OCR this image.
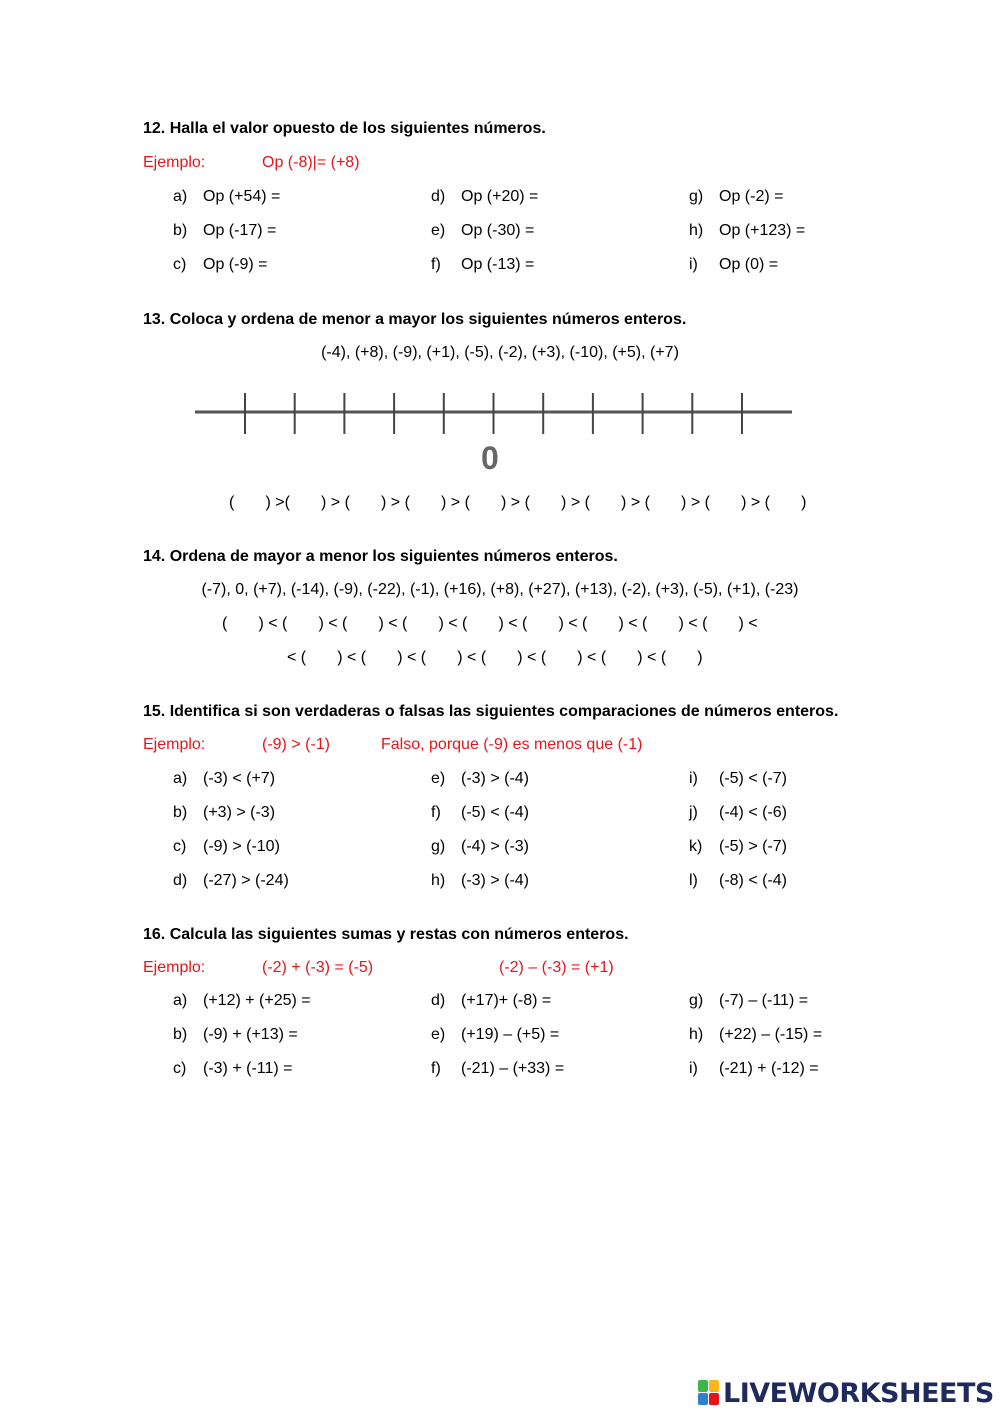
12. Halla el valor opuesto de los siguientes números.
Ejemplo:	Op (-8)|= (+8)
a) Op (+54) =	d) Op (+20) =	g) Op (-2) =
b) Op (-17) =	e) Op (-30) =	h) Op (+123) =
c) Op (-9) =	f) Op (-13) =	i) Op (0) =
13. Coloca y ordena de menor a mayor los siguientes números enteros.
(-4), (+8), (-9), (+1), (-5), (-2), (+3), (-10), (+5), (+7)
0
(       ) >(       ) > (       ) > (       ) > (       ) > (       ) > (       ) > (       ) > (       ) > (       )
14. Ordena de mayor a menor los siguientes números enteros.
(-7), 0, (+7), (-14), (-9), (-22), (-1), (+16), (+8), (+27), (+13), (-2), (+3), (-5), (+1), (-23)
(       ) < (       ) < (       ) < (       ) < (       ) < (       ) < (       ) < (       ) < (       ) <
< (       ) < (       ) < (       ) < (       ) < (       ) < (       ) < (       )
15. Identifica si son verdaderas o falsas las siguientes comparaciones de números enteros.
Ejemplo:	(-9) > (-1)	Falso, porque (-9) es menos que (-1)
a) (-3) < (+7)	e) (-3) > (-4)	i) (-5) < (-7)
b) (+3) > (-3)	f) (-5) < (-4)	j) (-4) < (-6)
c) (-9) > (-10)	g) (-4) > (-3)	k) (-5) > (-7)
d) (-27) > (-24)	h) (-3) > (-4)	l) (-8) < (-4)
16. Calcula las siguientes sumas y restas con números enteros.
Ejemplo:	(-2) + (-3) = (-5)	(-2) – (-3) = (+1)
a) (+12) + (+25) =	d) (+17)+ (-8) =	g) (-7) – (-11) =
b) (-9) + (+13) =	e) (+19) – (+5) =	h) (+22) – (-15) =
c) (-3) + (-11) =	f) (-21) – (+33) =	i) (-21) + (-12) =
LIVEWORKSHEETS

━━━━━━━━━━━━━━━━

» Work required: Give back each entry exactly as it appears, with no pictures.

» Final result:
OCR this image.
12. Halla el valor opuesto de los siguientes números.
Ejemplo:	Op (-8)|= (+8)
a) Op (+54) =	d) Op (+20) =	g) Op (-2) =
b) Op (-17) =	e) Op (-30) =	h) Op (+123) =
c) Op (-9) =	f) Op (-13) =	i) Op (0) =
13. Coloca y ordena de menor a mayor los siguientes números enteros.
(-4), (+8), (-9), (+1), (-5), (-2), (+3), (-10), (+5), (+7)
0
(       ) >(       ) > (       ) > (       ) > (       ) > (       ) > (       ) > (       ) > (       ) > (       )
14. Ordena de mayor a menor los siguientes números enteros.
(-7), 0, (+7), (-14), (-9), (-22), (-1), (+16), (+8), (+27), (+13), (-2), (+3), (-5), (+1), (-23)
(       ) < (       ) < (       ) < (       ) < (       ) < (       ) < (       ) < (       ) < (       ) <
< (       ) < (       ) < (       ) < (       ) < (       ) < (       ) < (       )
15. Identifica si son verdaderas o falsas las siguientes comparaciones de números enteros.
Ejemplo:	(-9) > (-1)	Falso, porque (-9) es menos que (-1)
a) (-3) < (+7)	e) (-3) > (-4)	i) (-5) < (-7)
b) (+3) > (-3)	f) (-5) < (-4)	j) (-4) < (-6)
c) (-9) > (-10)	g) (-4) > (-3)	k) (-5) > (-7)
d) (-27) > (-24)	h) (-3) > (-4)	l) (-8) < (-4)
16. Calcula las siguientes sumas y restas con números enteros.
Ejemplo:	(-2) + (-3) = (-5)	(-2) – (-3) = (+1)
a) (+12) + (+25) =	d) (+17)+ (-8) =	g) (-7) – (-11) =
b) (-9) + (+13) =	e) (+19) – (+5) =	h) (+22) – (-15) =
c) (-3) + (-11) =	f) (-21) – (+33) =	i) (-21) + (-12) =
LIVEWORKSHEETS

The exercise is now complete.